The records below are to be repeated in full, exactly as they are.

[Data extracted from a collection]
★ ★ ★ ★ ★

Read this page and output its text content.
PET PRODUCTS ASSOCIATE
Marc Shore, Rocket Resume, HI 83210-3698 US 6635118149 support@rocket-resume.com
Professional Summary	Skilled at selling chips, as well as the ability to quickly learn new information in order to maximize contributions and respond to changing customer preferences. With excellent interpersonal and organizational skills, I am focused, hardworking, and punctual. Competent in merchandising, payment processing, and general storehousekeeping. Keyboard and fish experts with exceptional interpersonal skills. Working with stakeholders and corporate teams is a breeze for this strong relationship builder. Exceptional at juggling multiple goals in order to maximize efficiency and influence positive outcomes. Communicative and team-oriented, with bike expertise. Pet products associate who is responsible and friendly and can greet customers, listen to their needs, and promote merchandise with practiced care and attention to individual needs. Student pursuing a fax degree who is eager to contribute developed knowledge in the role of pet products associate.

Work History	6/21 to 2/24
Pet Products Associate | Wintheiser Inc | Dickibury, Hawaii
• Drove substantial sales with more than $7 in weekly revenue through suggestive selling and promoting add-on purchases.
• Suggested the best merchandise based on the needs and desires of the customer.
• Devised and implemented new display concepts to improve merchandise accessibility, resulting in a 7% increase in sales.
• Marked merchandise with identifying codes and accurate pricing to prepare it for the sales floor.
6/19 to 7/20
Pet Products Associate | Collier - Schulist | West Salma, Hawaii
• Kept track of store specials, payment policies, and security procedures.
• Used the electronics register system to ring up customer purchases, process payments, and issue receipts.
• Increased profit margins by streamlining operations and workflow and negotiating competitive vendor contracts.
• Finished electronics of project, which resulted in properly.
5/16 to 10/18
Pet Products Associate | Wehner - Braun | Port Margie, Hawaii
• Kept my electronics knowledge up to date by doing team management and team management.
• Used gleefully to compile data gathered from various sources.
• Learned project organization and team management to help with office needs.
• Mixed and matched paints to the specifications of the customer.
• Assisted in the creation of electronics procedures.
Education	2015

★ ★ ★ ★ ★

* [WORKED SOLUTION]
Read this page and output its text content.
PET PRODUCTS ASSOCIATE
Marc Shore, Rocket Resume, HI 83210-3698 US 6635118149 support@rocket-resume.com
Professional Summary	Skilled at selling chips, as well as the ability to quickly learn new information in order to maximize contributions and respond to changing customer preferences. With excellent interpersonal and organizational skills, I am focused, hardworking, and punctual. Competent in merchandising, payment processing, and general storehousekeeping. Keyboard and fish experts with exceptional interpersonal skills. Working with stakeholders and corporate teams is a breeze for this strong relationship builder. Exceptional at juggling multiple goals in order to maximize efficiency and influence positive outcomes. Communicative and team-oriented, with bike expertise. Pet products associate who is responsible and friendly and can greet customers, listen to their needs, and promote merchandise with practiced care and attention to individual needs. Student pursuing a fax degree who is eager to contribute developed knowledge in the role of pet products associate.

Work History	6/21 to 2/24
Pet Products Associate | Wintheiser Inc | Dickibury, Hawaii
• Drove substantial sales with more than $7 in weekly revenue through suggestive selling and promoting add-on purchases.
• Suggested the best merchandise based on the needs and desires of the customer.
• Devised and implemented new display concepts to improve merchandise accessibility, resulting in a 7% increase in sales.
• Marked merchandise with identifying codes and accurate pricing to prepare it for the sales floor.
6/19 to 7/20
Pet Products Associate | Collier - Schulist | West Salma, Hawaii
• Kept track of store specials, payment policies, and security procedures.
• Used the electronics register system to ring up customer purchases, process payments, and issue receipts.
• Increased profit margins by streamlining operations and workflow and negotiating competitive vendor contracts.
• Finished electronics of project, which resulted in properly.
5/16 to 10/18
Pet Products Associate | Wehner - Braun | Port Margie, Hawaii
• Kept my electronics knowledge up to date by doing team management and team management.
• Used gleefully to compile data gathered from various sources.
• Learned project organization and team management to help with office needs.
• Mixed and matched paints to the specifications of the customer.
• Assisted in the creation of electronics procedures.
Education	2015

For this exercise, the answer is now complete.